START

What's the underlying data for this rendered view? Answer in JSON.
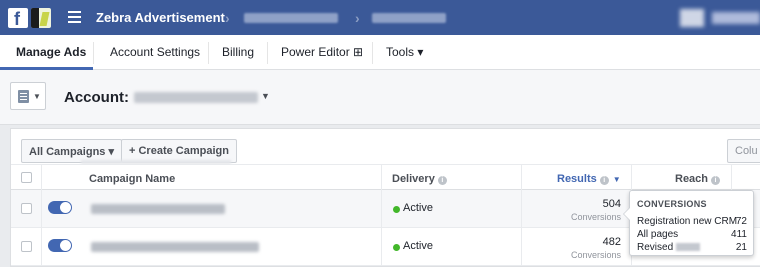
{
  "topbar": {
    "title": "Zebra Advertisement",
    "brand_color": "#3b5998",
    "logo_icon": "facebook-f-icon",
    "menu_icon": "hamburger-icon"
  },
  "tabs": [
    {
      "label": "Manage Ads",
      "active": true
    },
    {
      "label": "Account Settings"
    },
    {
      "label": "Billing"
    },
    {
      "label": "Power Editor ⊞"
    },
    {
      "label": "Tools ▾"
    }
  ],
  "account": {
    "label": "Account:"
  },
  "toolbar": {
    "all_campaigns": "All Campaigns ▾",
    "create_campaign": "+ Create Campaign",
    "columns": "Colu"
  },
  "table": {
    "headers": {
      "campaign_name": "Campaign Name",
      "delivery": "Delivery",
      "results": "Results",
      "reach": "Reach"
    },
    "rows": [
      {
        "status": "Active",
        "result": "504",
        "result_type": "Conversions"
      },
      {
        "status": "Active",
        "result": "482",
        "result_type": "Conversions"
      }
    ]
  },
  "tooltip": {
    "heading": "CONVERSIONS",
    "lines": [
      {
        "label": "Registration new CRM",
        "value": "72"
      },
      {
        "label": "All pages",
        "value": "411"
      },
      {
        "label": "Revised",
        "value": "21"
      }
    ]
  },
  "colors": {
    "accent": "#4267b2",
    "active_status": "#42b72a"
  }
}
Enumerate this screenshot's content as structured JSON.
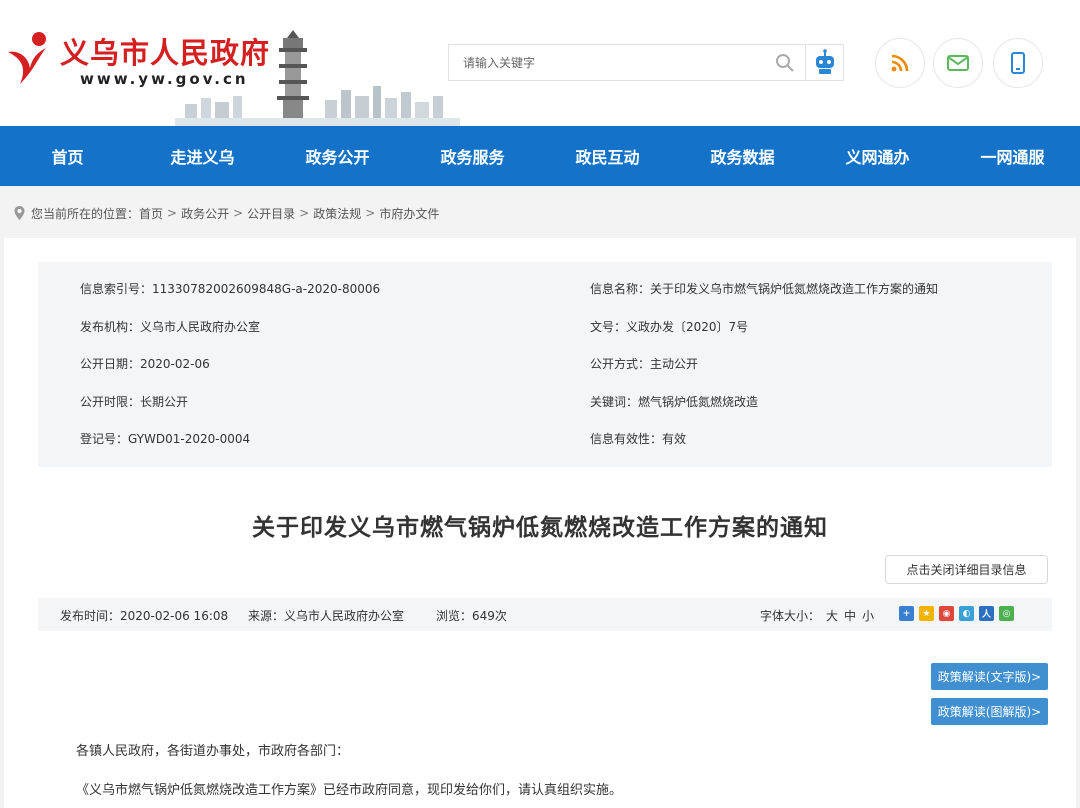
{
  "header": {
    "site_name": "义乌市人民政府",
    "site_url": "www.yw.gov.cn",
    "search_placeholder": "请输入关键字",
    "accent_color": "#d42020",
    "icons": [
      "logo-mark",
      "search-icon",
      "robot-icon",
      "rss-icon",
      "mail-icon",
      "mobile-icon"
    ]
  },
  "nav": {
    "color": "#1473c9",
    "items": [
      {
        "label": "首页"
      },
      {
        "label": "走进义乌"
      },
      {
        "label": "政务公开"
      },
      {
        "label": "政务服务"
      },
      {
        "label": "政民互动"
      },
      {
        "label": "政务数据"
      },
      {
        "label": "义网通办"
      },
      {
        "label": "一网通服"
      }
    ]
  },
  "breadcrumb": {
    "prefix": "您当前所在的位置：",
    "items": [
      "首页",
      "政务公开",
      "公开目录",
      "政策法规",
      "市府办文件"
    ],
    "separator": ">"
  },
  "info": {
    "index_no": "信息索引号：11330782002609848G-a-2020-80006",
    "name": "信息名称：关于印发义乌市燃气锅炉低氮燃烧改造工作方案的通知",
    "publisher": "发布机构：义乌市人民政府办公室",
    "doc_no": "文号：义政办发〔2020〕7号",
    "open_date": "公开日期：2020-02-06",
    "open_mode": "公开方式：主动公开",
    "open_period": "公开时限：长期公开",
    "keywords": "关键词：燃气锅炉低氮燃烧改造",
    "reg_no": "登记号：GYWD01-2020-0004",
    "validity": "信息有效性：有效"
  },
  "article": {
    "title": "关于印发义乌市燃气锅炉低氮燃烧改造工作方案的通知",
    "toggle_catalog": "点击关闭详细目录信息",
    "publish_time": "发布时间：2020-02-06 16:08",
    "source": "来源：义乌市人民政府办公室",
    "views": "浏览：649次",
    "font_size_label": "字体大小：",
    "font_sizes": [
      "大",
      "中",
      "小"
    ],
    "interp_text": "政策解读(文字版)>",
    "interp_graphic": "政策解读(图解版)>",
    "salutation": "各镇人民政府，各街道办事处，市政府各部门：",
    "paragraph1": "《义乌市燃气锅炉低氮燃烧改造工作方案》已经市政府同意，现印发给你们，请认真组织实施。"
  },
  "share": {
    "icons": [
      "share-plus-icon",
      "qzone-icon",
      "weibo-icon",
      "tencent-weibo-icon",
      "renren-icon",
      "wechat-icon"
    ]
  }
}
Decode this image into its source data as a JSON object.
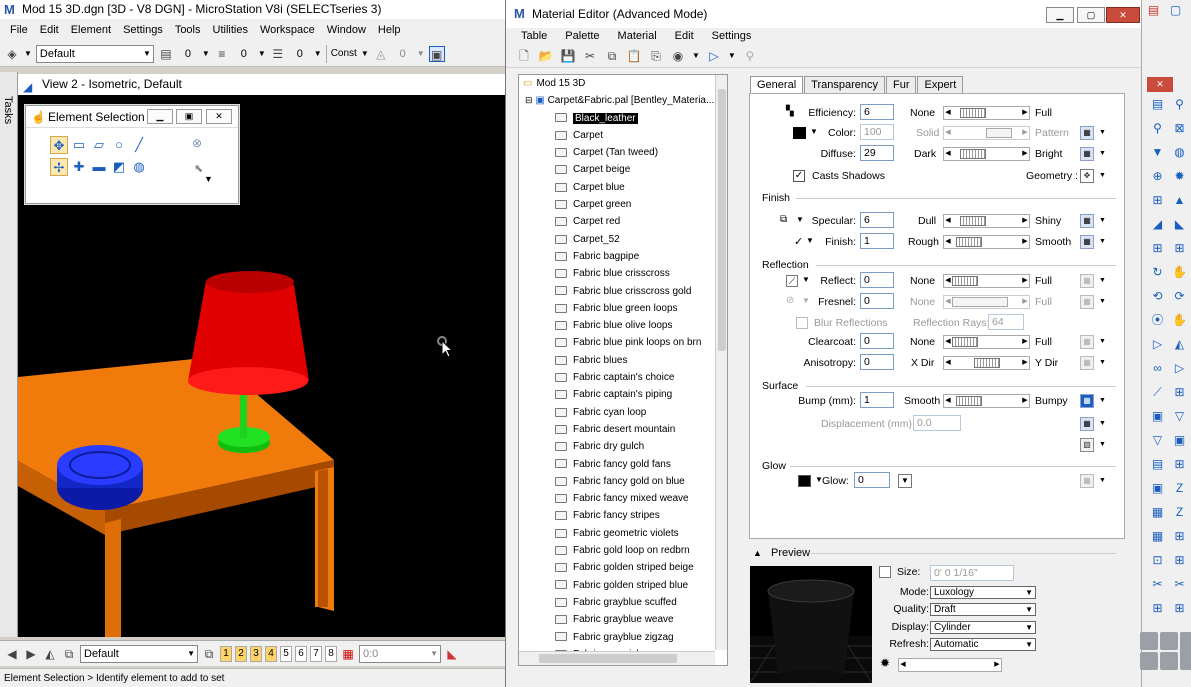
{
  "microstation": {
    "title": "Mod 15 3D.dgn [3D - V8 DGN] - MicroStation V8i (SELECTseries 3)",
    "menu": [
      "File",
      "Edit",
      "Element",
      "Settings",
      "Tools",
      "Utilities",
      "Workspace",
      "Window",
      "Help"
    ],
    "toolbar": {
      "level": "Default",
      "n1": "0",
      "n2": "0",
      "n3": "0",
      "constr": "Const",
      "n4": "0"
    },
    "tasks_label": "Tasks",
    "view_title": "View 2 - Isometric, Default",
    "element_selection": {
      "title": "Element Selection"
    },
    "bottom": {
      "level": "Default",
      "views": [
        "1",
        "2",
        "3",
        "4",
        "5",
        "6",
        "7",
        "8"
      ],
      "coord": "0:0"
    },
    "status": "Element Selection > Identify element to add to set"
  },
  "material_editor": {
    "title": "Material Editor (Advanced Mode)",
    "menu": [
      "Table",
      "Palette",
      "Material",
      "Edit",
      "Settings"
    ],
    "tree": {
      "root": "Mod 15 3D",
      "palette": "Carpet&Fabric.pal [Bentley_Materia...",
      "items": [
        "Black_leather",
        "Carpet",
        "Carpet (Tan tweed)",
        "Carpet beige",
        "Carpet blue",
        "Carpet green",
        "Carpet red",
        "Carpet_52",
        "Fabric bagpipe",
        "Fabric blue crisscross",
        "Fabric blue crisscross gold",
        "Fabric blue green loops",
        "Fabric blue olive loops",
        "Fabric blue pink loops on brn",
        "Fabric blues",
        "Fabric captain's choice",
        "Fabric captain's piping",
        "Fabric cyan loop",
        "Fabric desert mountain",
        "Fabric dry gulch",
        "Fabric fancy gold fans",
        "Fabric fancy gold on blue",
        "Fabric fancy mixed weave",
        "Fabric fancy stripes",
        "Fabric geometric violets",
        "Fabric gold loop on redbrn",
        "Fabric golden striped beige",
        "Fabric golden striped blue",
        "Fabric grayblue scuffed",
        "Fabric grayblue weave",
        "Fabric grayblue zigzag",
        "Fabric greenish gray"
      ]
    },
    "tabs": [
      "General",
      "Transparency",
      "Fur",
      "Expert"
    ],
    "general": {
      "efficiency": {
        "label": "Efficiency:",
        "value": "6",
        "left": "None",
        "right": "Full"
      },
      "color": {
        "label": "Color:",
        "value": "100",
        "left": "Solid",
        "right": "Pattern"
      },
      "diffuse": {
        "label": "Diffuse:",
        "value": "29",
        "left": "Dark",
        "right": "Bright"
      },
      "casts_shadows": "Casts Shadows",
      "geometry": "Geometry :",
      "finish_section": "Finish",
      "specular": {
        "label": "Specular:",
        "value": "6",
        "left": "Dull",
        "right": "Shiny"
      },
      "finish": {
        "label": "Finish:",
        "value": "1",
        "left": "Rough",
        "right": "Smooth"
      },
      "reflection_section": "Reflection",
      "reflect": {
        "label": "Reflect:",
        "value": "0",
        "left": "None",
        "right": "Full"
      },
      "fresnel": {
        "label": "Fresnel:",
        "value": "0",
        "left": "None",
        "right": "Full"
      },
      "blur_reflections": "Blur Reflections",
      "reflection_rays": {
        "label": "Reflection Rays:",
        "value": "64"
      },
      "clearcoat": {
        "label": "Clearcoat:",
        "value": "0",
        "left": "None",
        "right": "Full"
      },
      "anisotropy": {
        "label": "Anisotropy:",
        "value": "0",
        "left": "X Dir",
        "right": "Y Dir"
      },
      "surface_section": "Surface",
      "bump": {
        "label": "Bump (mm):",
        "value": "1",
        "left": "Smooth",
        "right": "Bumpy"
      },
      "displacement": {
        "label": "Displacement (mm):",
        "value": "0.0"
      },
      "glow_section": "Glow",
      "glow": {
        "label": "Glow:",
        "value": "0"
      }
    },
    "preview": {
      "label": "Preview",
      "size": {
        "label": "Size:",
        "value": "0' 0 1/16\""
      },
      "mode": {
        "label": "Mode:",
        "value": "Luxology"
      },
      "quality": {
        "label": "Quality:",
        "value": "Draft"
      },
      "display": {
        "label": "Display:",
        "value": "Cylinder"
      },
      "refresh": {
        "label": "Refresh:",
        "value": "Automatic"
      }
    }
  }
}
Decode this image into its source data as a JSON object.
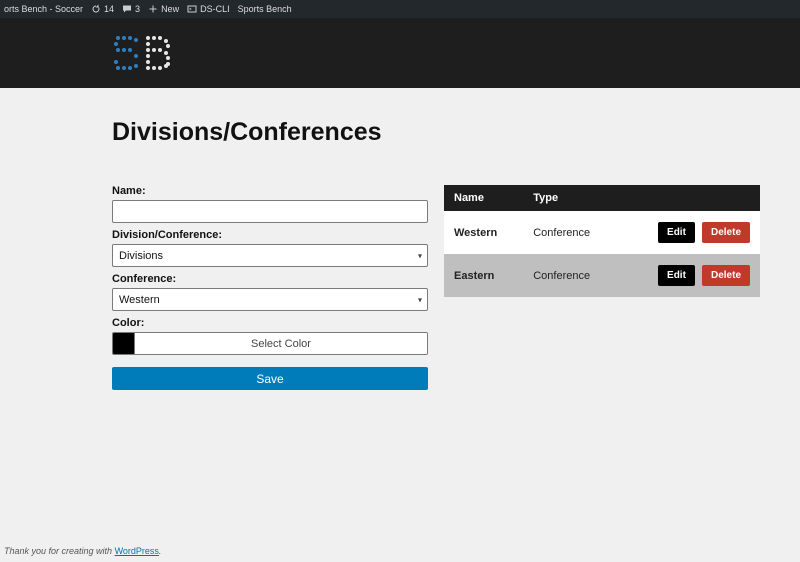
{
  "adminbar": {
    "site": "orts Bench - Soccer",
    "updates": "14",
    "comments": "3",
    "new": "New",
    "dscli": "DS-CLI",
    "sb": "Sports Bench"
  },
  "page_title": "Divisions/Conferences",
  "form": {
    "name_label": "Name:",
    "name_value": "",
    "divconf_label": "Division/Conference:",
    "divconf_value": "Divisions",
    "conference_label": "Conference:",
    "conference_value": "Western",
    "color_label": "Color:",
    "select_color": "Select Color",
    "save": "Save"
  },
  "table": {
    "headers": {
      "name": "Name",
      "type": "Type"
    },
    "rows": [
      {
        "name": "Western",
        "type": "Conference"
      },
      {
        "name": "Eastern",
        "type": "Conference"
      }
    ],
    "edit": "Edit",
    "delete": "Delete"
  },
  "footer": {
    "thanks": "Thank you for creating with ",
    "wp": "WordPress",
    "dot": "."
  }
}
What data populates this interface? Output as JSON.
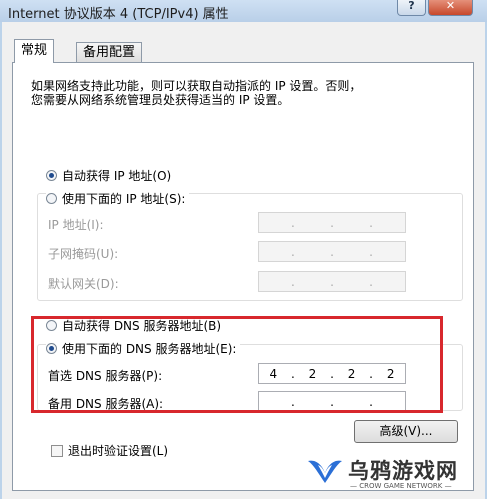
{
  "window": {
    "title": "Internet 协议版本 4 (TCP/IPv4) 属性",
    "help_label": "?",
    "close_label": "✕"
  },
  "tabs": [
    {
      "label": "常规",
      "selected": true
    },
    {
      "label": "备用配置",
      "selected": false
    }
  ],
  "description": {
    "line1": "如果网络支持此功能，则可以获取自动指派的 IP 设置。否则，",
    "line2": "您需要从网络系统管理员处获得适当的 IP 设置。"
  },
  "ip_mode": {
    "auto_label": "自动获得 IP 地址(O)",
    "manual_label": "使用下面的 IP 地址(S):",
    "selected": "auto"
  },
  "ip_fields": {
    "ip_address_label": "IP 地址(I):",
    "subnet_mask_label": "子网掩码(U):",
    "gateway_label": "默认网关(D):",
    "ip_address": [
      "",
      "",
      "",
      ""
    ],
    "subnet_mask": [
      "",
      "",
      "",
      ""
    ],
    "gateway": [
      "",
      "",
      "",
      ""
    ]
  },
  "dns_mode": {
    "auto_label": "自动获得 DNS 服务器地址(B)",
    "manual_label": "使用下面的 DNS 服务器地址(E):",
    "selected": "manual"
  },
  "dns_fields": {
    "preferred_label": "首选 DNS 服务器(P):",
    "alternate_label": "备用 DNS 服务器(A):",
    "preferred": [
      "4",
      "2",
      "2",
      "2"
    ],
    "alternate": [
      "",
      "",
      "",
      ""
    ]
  },
  "validate_on_exit": {
    "label": "退出时验证设置(L)",
    "checked": false
  },
  "advanced_button": "高级(V)...",
  "watermark": {
    "title": "乌鸦游戏网",
    "subtitle": "— CROW GAME NETWORK —"
  },
  "colors": {
    "highlight_border": "#d8282d",
    "titlebar": "#bcd3ea",
    "close_button": "#c7482b"
  }
}
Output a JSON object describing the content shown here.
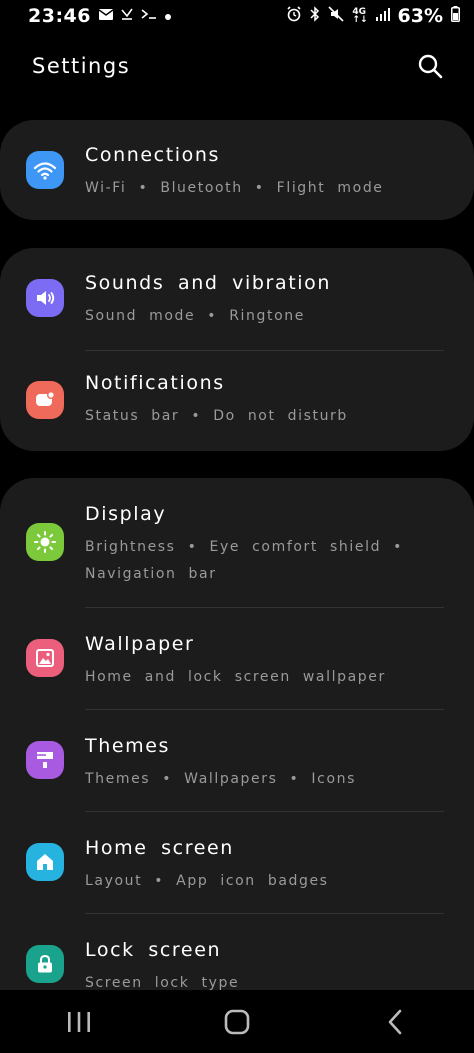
{
  "status_bar": {
    "time": "23:46",
    "left_icons": [
      "mail-icon",
      "missed-call-icon",
      "terminal-icon",
      "dot-icon"
    ],
    "right_icons": [
      "alarm-icon",
      "bluetooth-icon",
      "mute-icon",
      "4g-icon",
      "signal-icon"
    ],
    "battery": "63%"
  },
  "header": {
    "title": "Settings"
  },
  "colors": {
    "connections": "#3e97f5",
    "sounds": "#7c6cf3",
    "notifications": "#ef6a5a",
    "display": "#7cc93b",
    "wallpaper": "#eb5f7d",
    "themes": "#a85ae0",
    "home_screen": "#27b3e0",
    "lock_screen": "#19a28c",
    "card_bg": "#1c1c1c"
  },
  "cards": {
    "connections": {
      "title": "Connections",
      "subtitle": "Wi-Fi  •  Bluetooth  •  Flight mode",
      "icon": "wifi-icon"
    },
    "sounds": {
      "title": "Sounds and vibration",
      "subtitle": "Sound mode  •  Ringtone",
      "icon": "speaker-icon"
    },
    "notifications": {
      "title": "Notifications",
      "subtitle": "Status bar  •  Do not disturb",
      "icon": "notification-icon"
    },
    "display": {
      "title": "Display",
      "subtitle_line1": "Brightness  •  Eye comfort shield  •",
      "subtitle_line2": "Navigation bar",
      "icon": "sun-icon"
    },
    "wallpaper": {
      "title": "Wallpaper",
      "subtitle": "Home and lock screen wallpaper",
      "icon": "image-icon"
    },
    "themes": {
      "title": "Themes",
      "subtitle": "Themes  •  Wallpapers  •  Icons",
      "icon": "paintbrush-icon"
    },
    "home_screen": {
      "title": "Home screen",
      "subtitle": "Layout  •  App icon badges",
      "icon": "home-icon"
    },
    "lock_screen": {
      "title": "Lock screen",
      "subtitle": "Screen lock type",
      "icon": "lock-icon"
    }
  },
  "nav_bar": {
    "buttons": [
      "recents-icon",
      "home-button-icon",
      "back-icon"
    ]
  }
}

END

### [Direction]
Your task is to gather every line with the word "自动获得" and copy it.

### [Result for this task]
    "auto_label": "自动获得 IP 地址(O)",
    "auto_label": "自动获得 DNS 服务器地址(B)",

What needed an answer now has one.